--- start of MATERIAL PROVIDED ---

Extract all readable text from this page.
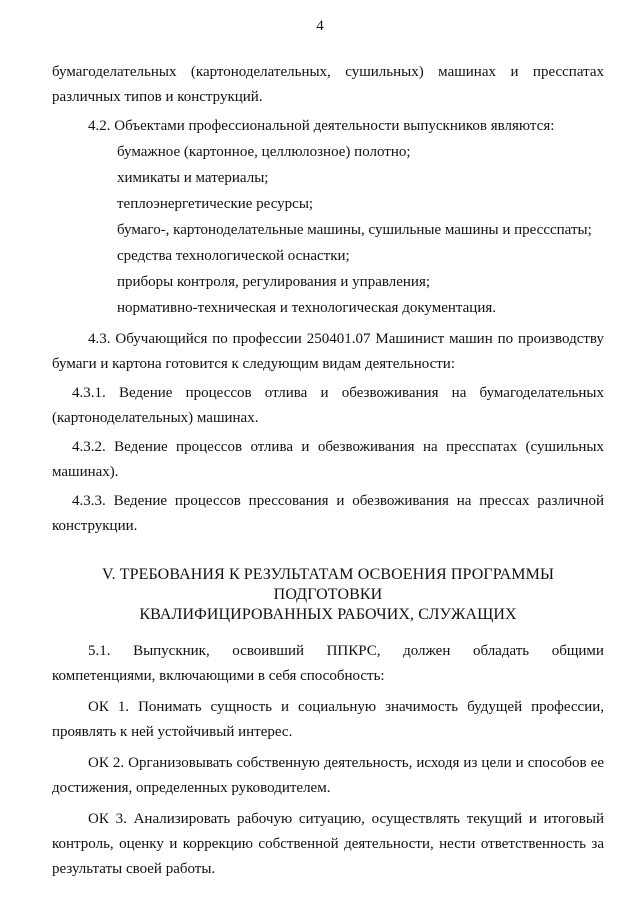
4

бумагоделательных (картоноделательных, сушильных) машинах и пресспатах различных типов и конструкций.

4.2. Объектами профессиональной деятельности выпускников являются:

бумажное (картонное, целлюлозное) полотно;
химикаты и материалы;
теплоэнергетические ресурсы;
бумаго-, картоноделательные машины, сушильные машины и прессспаты;
средства технологической оснастки;
приборы контроля, регулирования и управления;
нормативно-техническая и технологическая документация.

4.3. Обучающийся по профессии 250401.07 Машинист машин по производству бумаги и картона готовится к следующим видам деятельности:

4.3.1. Ведение процессов отлива и обезвоживания на бумагоделательных (картоноделательных) машинах.

4.3.2. Ведение процессов отлива и обезвоживания на пресспатах (сушильных машинах).

4.3.3. Ведение процессов прессования и обезвоживания на прессах различной конструкции.

V. ТРЕБОВАНИЯ К РЕЗУЛЬТАТАМ ОСВОЕНИЯ ПРОГРАММЫ ПОДГОТОВКИ
КВАЛИФИЦИРОВАННЫХ РАБОЧИХ, СЛУЖАЩИХ
5.1. Выпускник, освоивший ППКРС, должен обладать общими

компетенциями, включающими в себя способность:

ОК 1. Понимать сущность и социальную значимость будущей профессии, проявлять к ней устойчивый интерес.

ОК 2. Организовывать собственную деятельность, исходя из цели и способов ее достижения, определенных руководителем.

ОК 3. Анализировать рабочую ситуацию, осуществлять текущий и итоговый контроль, оценку и коррекцию собственной деятельности, нести ответственность за результаты своей работы.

--- end of MATERIAL PROVIDED ---

> _TASK DETAILS_:
Strip the images and reproduce the remaining records precisely.

> _COMPLETE ANSWER_:
Extract all readable text from this page.
4

бумагоделательных (картоноделательных, сушильных) машинах и пресспатах различных типов и конструкций.

4.2. Объектами профессиональной деятельности выпускников являются:

бумажное (картонное, целлюлозное) полотно;
химикаты и материалы;
теплоэнергетические ресурсы;
бумаго-, картоноделательные машины, сушильные машины и прессспаты;
средства технологической оснастки;
приборы контроля, регулирования и управления;
нормативно-техническая и технологическая документация.

4.3. Обучающийся по профессии 250401.07 Машинист машин по производству бумаги и картона готовится к следующим видам деятельности:

4.3.1. Ведение процессов отлива и обезвоживания на бумагоделательных (картоноделательных) машинах.

4.3.2. Ведение процессов отлива и обезвоживания на пресспатах (сушильных машинах).

4.3.3. Ведение процессов прессования и обезвоживания на прессах различной конструкции.

V. ТРЕБОВАНИЯ К РЕЗУЛЬТАТАМ ОСВОЕНИЯ ПРОГРАММЫ ПОДГОТОВКИ
КВАЛИФИЦИРОВАННЫХ РАБОЧИХ, СЛУЖАЩИХ
5.1. Выпускник, освоивший ППКРС, должен обладать общими

компетенциями, включающими в себя способность:

ОК 1. Понимать сущность и социальную значимость будущей профессии, проявлять к ней устойчивый интерес.

ОК 2. Организовывать собственную деятельность, исходя из цели и способов ее достижения, определенных руководителем.

ОК 3. Анализировать рабочую ситуацию, осуществлять текущий и итоговый контроль, оценку и коррекцию собственной деятельности, нести ответственность за результаты своей работы.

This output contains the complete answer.